Text for analysis:
-*-*-

Al Dâhâya / The Victims (1975, Egypt)
Dr Esmat Rushdi (Nour El-Sherif) is a new male social worker in a juvenile prison for girls. The prison bears a wonderfully euphemistic name – The Foundation of Social Care for Girls – and Dr Esmat, who has a doctorate in social psychology, is intent on making it a paragon of reformist endeavour. Now, I don’t know nearly enough about Egypt in the mid-70s (or now, for that matter), but I suspect things may have changed there since this film was made. There is not a hijab to be seen. Dr Esmat sleeps in the same building as the girls; they enter his unlocked bedroom door at will, and he is similarly able to enter the girls’ dormitory through an unlocked door at any time (and does). He regularly caresses the girls’ faces, or strokes their hair, and is wont to telling them that he loves them (mostly like a brother). Viewed almost 40 years on, it seems a rather unusual approach.
The few internet synopses I’ve seen of this film tend to note that “when one of the girls claims that (Dr Esmat) raped her, he gets in trouble before she reveals the truth and the girls take a different view towards (him) and try to help him achieve his goals in reforming them.” Well, that’s almost true, or almost partly true, but no such thing occurs until the film is in its final 5 minutes. A bit goes on before that.
The film is more about the positive impact that he has on the girls’ lives. Before he arrived, there were regular fights between the girls, mayhem, scamming, thievery, and a pickpocket who would get a weekly day pass to visit her father in jail, and who would return, unchallenged, with cigarettes and sweets which she would on-sell to the other girls. Once he has implemented his program and changed their lives forever, there are regular fights between the girls, mayhem, scamming, thievery, and a pickpocket who gets a weekly day pass to visit her father in jail, and who returns, unchallenged, with cigarettes and sweets which she on-sells to the other girls… who at least have a better understanding of why they behave in the way they do.
The girls are all victims of injustice or suffering. Maisa, for example, is a nerdy orphan who lunged at a teacher who had just told her that her aunt would not pay to let her sit her exams; the teacher tripped and fell backwards over a balcony to her death. Dr Esmat sets Maisa up with books and allows her to study undisturbed in his room. Nawal has prostituted herself and has cut herself off from her father, fearing he would kill her if he found out; Dr Esmat speaks to him and father and daughter are reconciled. Mona (El-Sherif’s then real-life wife, Poussi) is a lustful good-time girl who shamelessly throws herself at Dr Esmat at every opportunity; he guides her towards a career as a nurse, where she can channel her abundant love to needy patients instead of men. And he even manages to see a suicidal girl, Amar, who has a disfiguring burn on her face and despairs at ever being loved, married off to the prison’s sewing instructor.

-*-*-

Excerpted records:
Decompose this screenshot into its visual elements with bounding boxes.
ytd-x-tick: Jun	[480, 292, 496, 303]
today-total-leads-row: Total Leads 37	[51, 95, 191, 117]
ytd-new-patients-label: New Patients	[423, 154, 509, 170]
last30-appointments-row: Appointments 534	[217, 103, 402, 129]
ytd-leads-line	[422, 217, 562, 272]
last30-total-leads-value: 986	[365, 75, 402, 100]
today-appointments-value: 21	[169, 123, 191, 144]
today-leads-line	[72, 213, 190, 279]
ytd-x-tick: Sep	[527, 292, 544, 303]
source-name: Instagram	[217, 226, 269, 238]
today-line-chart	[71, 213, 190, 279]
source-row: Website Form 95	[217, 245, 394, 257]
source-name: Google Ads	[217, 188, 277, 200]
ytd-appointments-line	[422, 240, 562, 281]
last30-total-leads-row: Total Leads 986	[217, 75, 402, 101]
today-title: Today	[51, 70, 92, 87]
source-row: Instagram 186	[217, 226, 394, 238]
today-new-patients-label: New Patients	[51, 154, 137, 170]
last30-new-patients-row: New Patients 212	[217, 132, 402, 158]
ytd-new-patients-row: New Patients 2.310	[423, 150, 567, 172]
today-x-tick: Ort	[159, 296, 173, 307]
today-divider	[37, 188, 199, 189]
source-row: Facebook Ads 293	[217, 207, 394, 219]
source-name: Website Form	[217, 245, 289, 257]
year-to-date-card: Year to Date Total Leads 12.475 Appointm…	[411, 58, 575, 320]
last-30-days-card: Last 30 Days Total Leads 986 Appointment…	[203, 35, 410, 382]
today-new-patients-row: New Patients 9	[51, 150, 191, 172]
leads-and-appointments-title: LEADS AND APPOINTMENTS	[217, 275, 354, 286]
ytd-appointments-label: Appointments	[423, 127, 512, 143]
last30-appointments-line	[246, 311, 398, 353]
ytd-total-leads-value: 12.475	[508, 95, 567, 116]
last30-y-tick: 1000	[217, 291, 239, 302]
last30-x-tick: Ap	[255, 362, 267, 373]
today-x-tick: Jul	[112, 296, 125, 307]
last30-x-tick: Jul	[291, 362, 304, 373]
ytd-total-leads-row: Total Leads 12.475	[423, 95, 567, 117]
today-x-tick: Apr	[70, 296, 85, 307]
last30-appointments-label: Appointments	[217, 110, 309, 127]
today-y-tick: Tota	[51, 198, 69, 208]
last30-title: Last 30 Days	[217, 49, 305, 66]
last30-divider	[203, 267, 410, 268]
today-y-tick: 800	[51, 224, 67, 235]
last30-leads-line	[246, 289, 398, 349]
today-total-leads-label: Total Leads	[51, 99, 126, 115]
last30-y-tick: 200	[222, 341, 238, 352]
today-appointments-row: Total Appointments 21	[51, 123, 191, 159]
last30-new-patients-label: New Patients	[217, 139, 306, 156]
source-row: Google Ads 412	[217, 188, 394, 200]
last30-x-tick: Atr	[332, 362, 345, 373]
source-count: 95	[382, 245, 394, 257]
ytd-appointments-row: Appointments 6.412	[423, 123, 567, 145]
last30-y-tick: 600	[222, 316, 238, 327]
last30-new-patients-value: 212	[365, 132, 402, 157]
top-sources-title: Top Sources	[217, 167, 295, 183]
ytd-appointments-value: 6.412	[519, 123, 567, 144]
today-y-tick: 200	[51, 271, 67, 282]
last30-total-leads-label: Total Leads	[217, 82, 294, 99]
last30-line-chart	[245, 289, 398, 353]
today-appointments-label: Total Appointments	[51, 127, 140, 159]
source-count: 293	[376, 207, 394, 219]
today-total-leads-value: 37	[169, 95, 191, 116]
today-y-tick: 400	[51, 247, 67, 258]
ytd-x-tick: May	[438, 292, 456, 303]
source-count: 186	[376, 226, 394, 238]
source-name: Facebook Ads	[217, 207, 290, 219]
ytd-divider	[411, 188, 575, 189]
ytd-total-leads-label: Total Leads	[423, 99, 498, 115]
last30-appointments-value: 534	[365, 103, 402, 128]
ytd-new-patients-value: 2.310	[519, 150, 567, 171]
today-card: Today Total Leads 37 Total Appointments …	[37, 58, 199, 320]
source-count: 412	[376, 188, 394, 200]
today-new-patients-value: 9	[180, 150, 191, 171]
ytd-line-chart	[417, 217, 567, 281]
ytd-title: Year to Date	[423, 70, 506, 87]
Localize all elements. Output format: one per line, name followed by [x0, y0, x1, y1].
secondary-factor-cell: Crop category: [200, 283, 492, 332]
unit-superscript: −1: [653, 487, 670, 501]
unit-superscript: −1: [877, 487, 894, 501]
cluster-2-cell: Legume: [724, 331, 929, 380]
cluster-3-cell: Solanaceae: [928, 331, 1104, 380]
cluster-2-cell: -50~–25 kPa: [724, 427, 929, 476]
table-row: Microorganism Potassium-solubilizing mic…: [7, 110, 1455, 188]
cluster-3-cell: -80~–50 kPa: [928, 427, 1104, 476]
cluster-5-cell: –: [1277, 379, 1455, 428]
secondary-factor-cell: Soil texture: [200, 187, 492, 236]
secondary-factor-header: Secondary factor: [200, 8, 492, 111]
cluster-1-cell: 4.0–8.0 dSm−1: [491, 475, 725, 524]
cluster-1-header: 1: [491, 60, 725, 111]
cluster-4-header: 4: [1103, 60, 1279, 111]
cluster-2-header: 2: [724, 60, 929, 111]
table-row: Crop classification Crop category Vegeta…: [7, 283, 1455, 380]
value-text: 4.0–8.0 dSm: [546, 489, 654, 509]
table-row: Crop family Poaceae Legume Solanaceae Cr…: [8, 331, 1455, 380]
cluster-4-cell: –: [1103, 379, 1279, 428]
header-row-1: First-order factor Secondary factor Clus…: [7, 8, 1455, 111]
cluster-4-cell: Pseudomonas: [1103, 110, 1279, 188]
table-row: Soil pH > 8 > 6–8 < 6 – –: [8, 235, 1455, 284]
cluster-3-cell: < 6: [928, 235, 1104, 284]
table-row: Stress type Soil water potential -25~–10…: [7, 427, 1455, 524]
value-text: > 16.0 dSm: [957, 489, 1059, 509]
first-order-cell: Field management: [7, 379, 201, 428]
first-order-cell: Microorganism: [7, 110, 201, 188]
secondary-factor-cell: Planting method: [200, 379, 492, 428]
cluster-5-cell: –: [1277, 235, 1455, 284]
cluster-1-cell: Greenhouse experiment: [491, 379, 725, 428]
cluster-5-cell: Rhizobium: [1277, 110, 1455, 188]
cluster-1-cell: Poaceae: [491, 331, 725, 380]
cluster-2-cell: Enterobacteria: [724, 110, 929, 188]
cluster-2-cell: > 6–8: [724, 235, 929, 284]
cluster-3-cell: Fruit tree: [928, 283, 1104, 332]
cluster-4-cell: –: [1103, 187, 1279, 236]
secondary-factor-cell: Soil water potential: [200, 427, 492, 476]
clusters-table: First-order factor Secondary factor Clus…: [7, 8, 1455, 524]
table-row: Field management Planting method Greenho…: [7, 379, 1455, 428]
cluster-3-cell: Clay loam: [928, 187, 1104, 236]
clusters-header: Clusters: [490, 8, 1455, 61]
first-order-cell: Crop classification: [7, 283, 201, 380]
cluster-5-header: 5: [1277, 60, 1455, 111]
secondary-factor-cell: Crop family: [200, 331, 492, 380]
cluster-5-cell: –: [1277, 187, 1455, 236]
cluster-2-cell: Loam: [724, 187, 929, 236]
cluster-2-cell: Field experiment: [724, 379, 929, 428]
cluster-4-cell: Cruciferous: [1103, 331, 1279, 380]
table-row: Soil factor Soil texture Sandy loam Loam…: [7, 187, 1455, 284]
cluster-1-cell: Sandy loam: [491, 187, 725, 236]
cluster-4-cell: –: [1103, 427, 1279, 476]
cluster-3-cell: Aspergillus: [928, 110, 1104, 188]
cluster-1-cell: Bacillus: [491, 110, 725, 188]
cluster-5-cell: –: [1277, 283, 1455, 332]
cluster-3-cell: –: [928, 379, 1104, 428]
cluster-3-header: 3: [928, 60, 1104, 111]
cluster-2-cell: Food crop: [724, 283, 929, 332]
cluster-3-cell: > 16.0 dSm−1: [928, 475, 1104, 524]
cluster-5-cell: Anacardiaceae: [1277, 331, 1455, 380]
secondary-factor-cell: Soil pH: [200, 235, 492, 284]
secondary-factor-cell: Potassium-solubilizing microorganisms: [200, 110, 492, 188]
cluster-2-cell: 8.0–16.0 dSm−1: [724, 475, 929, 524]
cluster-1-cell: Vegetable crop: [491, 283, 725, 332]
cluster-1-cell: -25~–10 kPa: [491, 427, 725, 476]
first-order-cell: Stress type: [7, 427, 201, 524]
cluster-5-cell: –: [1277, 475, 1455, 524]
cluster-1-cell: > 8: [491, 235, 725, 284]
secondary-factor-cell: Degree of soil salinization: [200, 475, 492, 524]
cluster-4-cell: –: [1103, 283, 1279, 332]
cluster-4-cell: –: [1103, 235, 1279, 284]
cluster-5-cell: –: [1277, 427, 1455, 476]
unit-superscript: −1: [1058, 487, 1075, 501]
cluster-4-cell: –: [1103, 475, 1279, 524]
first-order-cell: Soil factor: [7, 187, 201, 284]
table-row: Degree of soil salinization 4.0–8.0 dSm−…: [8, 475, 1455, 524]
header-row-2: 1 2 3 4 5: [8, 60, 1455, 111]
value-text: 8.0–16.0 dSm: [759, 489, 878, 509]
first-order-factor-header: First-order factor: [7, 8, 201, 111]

-*-*-

Exercise A:
Answer these questions using the review of The Victims:
(i) What name does the prison bear?
(ii) Whom does the pickpocket visit on her weekly day pass?
(iii) To whom is Amar married off?
Exercise B:
In the review of The Victims, repeat everything from "The film is more" down to "way they do." word for word.

Answer space A:
(i) The Foundation of Social Care for Girls
(ii) Her father, in jail
(iii) The prison's sewing instructor

Answer space B:
The film is more about the positive impact that he has on the girls’ lives. Before he arrived, there were regular fights between the girls, mayhem, scamming, thievery, and a pickpocket who would get a weekly day pass to visit her father in jail, and who would return, unchallenged, with cigarettes and sweets which she would on-sell to the other girls. Once he has implemented his program and changed their lives forever, there are regular fights between the girls, mayhem, scamming, thievery, and a pickpocket who gets a weekly day pass to visit her father in jail, and who returns, unchallenged, with cigarettes and sweets which she on-sells to the other girls… who at least have a better understanding of why they behave in the way they do.